**Written exercise:** Return every record below exactly as written, omitting any pictures.

====

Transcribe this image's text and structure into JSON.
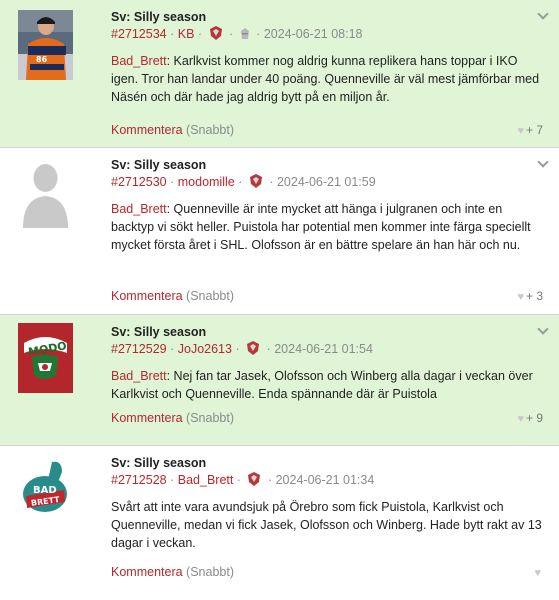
{
  "posts": [
    {
      "title": "Sv: Silly season",
      "post_id": "#2712534",
      "author": "KB",
      "date": "2024-06-21 08:18",
      "highlighted": true,
      "avatar": "player-photo",
      "text_author": "Bad_Brett",
      "text": "Karlkvist kommer nog aldrig kunna replikera hans toppar i IKO igen. Tror han landar under 40 poäng. Quenneville är väl mest jämförbar med Näsén och där hade jag aldrig bytt på en miljon år.",
      "comment_label": "Kommentera",
      "quick_label": "(Snabbt)",
      "likes": "+ 7"
    },
    {
      "title": "Sv: Silly season",
      "post_id": "#2712530",
      "author": "modomille",
      "date": "2024-06-21 01:59",
      "highlighted": false,
      "avatar": "default-user-silhouette",
      "text_author": "Bad_Brett",
      "text": "Quenneville är inte mycket att hänga i julgranen och inte en backtyp vi sökt heller. Puistola har potential men kommer inte färga speciellt mycket första året i SHL. Olofsson är en bättre spelare än han här och nu.",
      "comment_label": "Kommentera",
      "quick_label": "(Snabbt)",
      "likes": "+ 3"
    },
    {
      "title": "Sv: Silly season",
      "post_id": "#2712529",
      "author": "JoJo2613",
      "date": "2024-06-21 01:54",
      "highlighted": true,
      "avatar": "modo-logo",
      "avatar_text": "MODO",
      "text_author": "Bad_Brett",
      "text": "Nej fan tar Jasek, Olofsson och Winberg alla dagar i veckan över Karlkvist och Quenneville. Enda spännande där är Puistola",
      "comment_label": "Kommentera",
      "quick_label": "(Snabbt)",
      "likes": "+ 9"
    },
    {
      "title": "Sv: Silly season",
      "post_id": "#2712528",
      "author": "Bad_Brett",
      "date": "2024-06-21 01:34",
      "highlighted": false,
      "avatar": "bad-brett-badge",
      "avatar_text_1": "BAD",
      "avatar_text_2": "BRETT",
      "text_author": "",
      "text": "Svårt att inte vara avundsjuk på Örebro som fick Puistola, Karlkvist och Quenneville, medan vi fick Jasek, Olofsson och Winberg. Hade bytt rakt av 13 dagar i veckan.",
      "comment_label": "Kommentera",
      "quick_label": "(Snabbt)",
      "likes": ""
    }
  ],
  "colors": {
    "highlight_bg": "#dff5d6",
    "link_red": "#b5282e",
    "muted_gray": "#8a8a8a",
    "modo_red": "#c0262e",
    "badge_teal": "#2a8c8a"
  }
}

====

**Solution to this problem:**
Transcribe this image's text and structure into JSON.
{
  "posts": [
    {
      "title": "Sv: Silly season",
      "post_id": "#2712534",
      "author": "KB",
      "date": "2024-06-21 08:18",
      "highlighted": true,
      "avatar": "player-photo",
      "text_author": "Bad_Brett",
      "text": "Karlkvist kommer nog aldrig kunna replikera hans toppar i IKO igen. Tror han landar under 40 poäng. Quenneville är väl mest jämförbar med Näsén och där hade jag aldrig bytt på en miljon år.",
      "comment_label": "Kommentera",
      "quick_label": "(Snabbt)",
      "likes": "+ 7"
    },
    {
      "title": "Sv: Silly season",
      "post_id": "#2712530",
      "author": "modomille",
      "date": "2024-06-21 01:59",
      "highlighted": false,
      "avatar": "default-user-silhouette",
      "text_author": "Bad_Brett",
      "text": "Quenneville är inte mycket att hänga i julgranen och inte en backtyp vi sökt heller. Puistola har potential men kommer inte färga speciellt mycket första året i SHL. Olofsson är en bättre spelare än han här och nu.",
      "comment_label": "Kommentera",
      "quick_label": "(Snabbt)",
      "likes": "+ 3"
    },
    {
      "title": "Sv: Silly season",
      "post_id": "#2712529",
      "author": "JoJo2613",
      "date": "2024-06-21 01:54",
      "highlighted": true,
      "avatar": "modo-logo",
      "avatar_text": "MODO",
      "text_author": "Bad_Brett",
      "text": "Nej fan tar Jasek, Olofsson och Winberg alla dagar i veckan över Karlkvist och Quenneville. Enda spännande där är Puistola",
      "comment_label": "Kommentera",
      "quick_label": "(Snabbt)",
      "likes": "+ 9"
    },
    {
      "title": "Sv: Silly season",
      "post_id": "#2712528",
      "author": "Bad_Brett",
      "date": "2024-06-21 01:34",
      "highlighted": false,
      "avatar": "bad-brett-badge",
      "avatar_text_1": "BAD",
      "avatar_text_2": "BRETT",
      "text_author": "",
      "text": "Svårt att inte vara avundsjuk på Örebro som fick Puistola, Karlkvist och Quenneville, medan vi fick Jasek, Olofsson och Winberg. Hade bytt rakt av 13 dagar i veckan.",
      "comment_label": "Kommentera",
      "quick_label": "(Snabbt)",
      "likes": ""
    }
  ],
  "colors": {
    "highlight_bg": "#dff5d6",
    "link_red": "#b5282e",
    "muted_gray": "#8a8a8a",
    "modo_red": "#c0262e",
    "badge_teal": "#2a8c8a"
  }
}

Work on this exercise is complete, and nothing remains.